[Figure record extracts]
──────────
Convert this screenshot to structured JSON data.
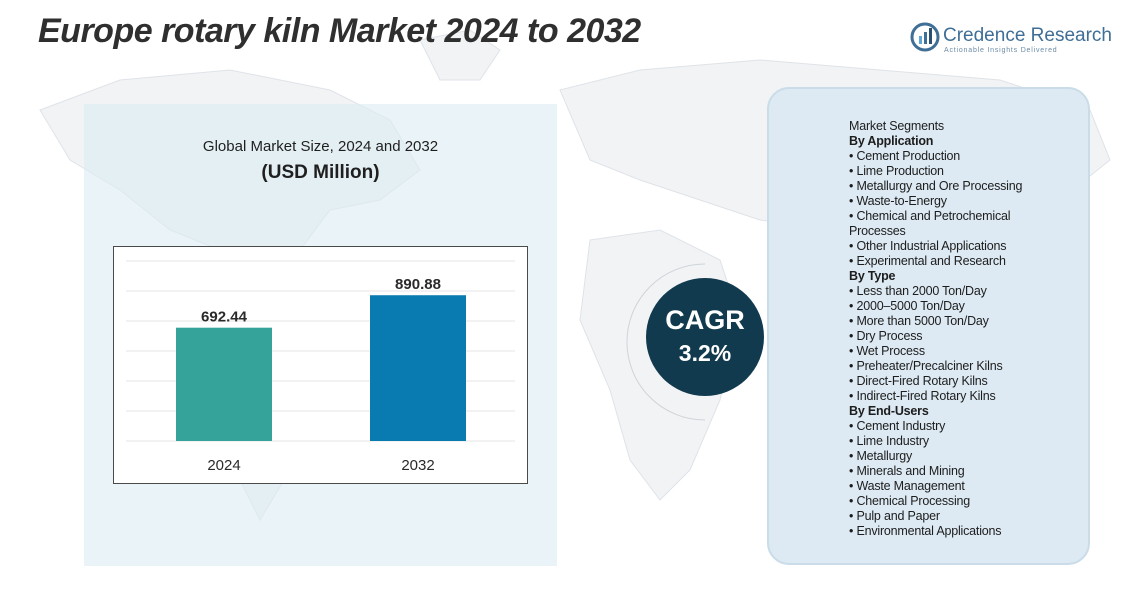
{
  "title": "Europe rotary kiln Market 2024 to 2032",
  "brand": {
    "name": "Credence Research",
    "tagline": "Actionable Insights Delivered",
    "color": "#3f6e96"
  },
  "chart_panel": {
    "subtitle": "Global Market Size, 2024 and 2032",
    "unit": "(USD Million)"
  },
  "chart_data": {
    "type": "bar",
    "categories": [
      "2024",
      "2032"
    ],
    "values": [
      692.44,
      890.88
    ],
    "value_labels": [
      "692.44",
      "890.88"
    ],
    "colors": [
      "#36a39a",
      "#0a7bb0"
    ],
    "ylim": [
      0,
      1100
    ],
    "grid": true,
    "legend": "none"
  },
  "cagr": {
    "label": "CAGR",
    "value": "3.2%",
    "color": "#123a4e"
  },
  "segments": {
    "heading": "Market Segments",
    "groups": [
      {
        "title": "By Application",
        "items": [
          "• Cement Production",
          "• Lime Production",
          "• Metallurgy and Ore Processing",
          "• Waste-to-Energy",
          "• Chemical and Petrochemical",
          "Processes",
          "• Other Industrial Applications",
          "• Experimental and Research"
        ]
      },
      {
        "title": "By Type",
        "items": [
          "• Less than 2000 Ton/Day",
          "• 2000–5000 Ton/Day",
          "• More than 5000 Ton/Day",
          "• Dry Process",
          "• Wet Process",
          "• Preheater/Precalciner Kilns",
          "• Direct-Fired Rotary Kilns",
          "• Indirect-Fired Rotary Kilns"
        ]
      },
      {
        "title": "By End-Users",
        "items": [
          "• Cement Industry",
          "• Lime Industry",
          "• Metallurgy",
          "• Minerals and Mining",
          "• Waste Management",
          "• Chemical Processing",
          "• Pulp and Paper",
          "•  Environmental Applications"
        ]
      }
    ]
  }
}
──────────
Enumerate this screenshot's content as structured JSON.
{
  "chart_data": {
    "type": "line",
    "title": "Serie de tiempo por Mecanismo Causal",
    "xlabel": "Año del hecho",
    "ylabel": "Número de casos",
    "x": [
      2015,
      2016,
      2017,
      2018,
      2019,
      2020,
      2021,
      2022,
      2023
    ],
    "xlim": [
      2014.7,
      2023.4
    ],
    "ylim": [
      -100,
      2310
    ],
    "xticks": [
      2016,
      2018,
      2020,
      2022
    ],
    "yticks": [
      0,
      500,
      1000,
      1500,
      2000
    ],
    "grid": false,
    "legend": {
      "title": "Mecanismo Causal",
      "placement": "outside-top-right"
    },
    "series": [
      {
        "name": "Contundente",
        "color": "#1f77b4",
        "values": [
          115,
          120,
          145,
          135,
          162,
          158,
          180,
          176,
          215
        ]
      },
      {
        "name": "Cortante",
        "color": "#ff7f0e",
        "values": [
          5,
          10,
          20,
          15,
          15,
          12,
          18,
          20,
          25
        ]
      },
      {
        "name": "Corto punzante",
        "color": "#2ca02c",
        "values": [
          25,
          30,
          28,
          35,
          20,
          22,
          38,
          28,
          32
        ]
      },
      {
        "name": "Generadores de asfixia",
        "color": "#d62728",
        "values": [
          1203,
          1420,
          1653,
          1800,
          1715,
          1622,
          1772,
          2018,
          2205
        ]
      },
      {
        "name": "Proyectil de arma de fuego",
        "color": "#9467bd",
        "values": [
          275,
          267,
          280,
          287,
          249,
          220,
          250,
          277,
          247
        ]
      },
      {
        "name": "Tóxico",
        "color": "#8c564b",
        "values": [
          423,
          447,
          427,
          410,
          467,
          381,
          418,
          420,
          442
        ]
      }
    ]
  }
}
──────────
Give the count of lines that hold the word "than", with nothing added.

## [SOLUTION TO THE EXERCISE]
2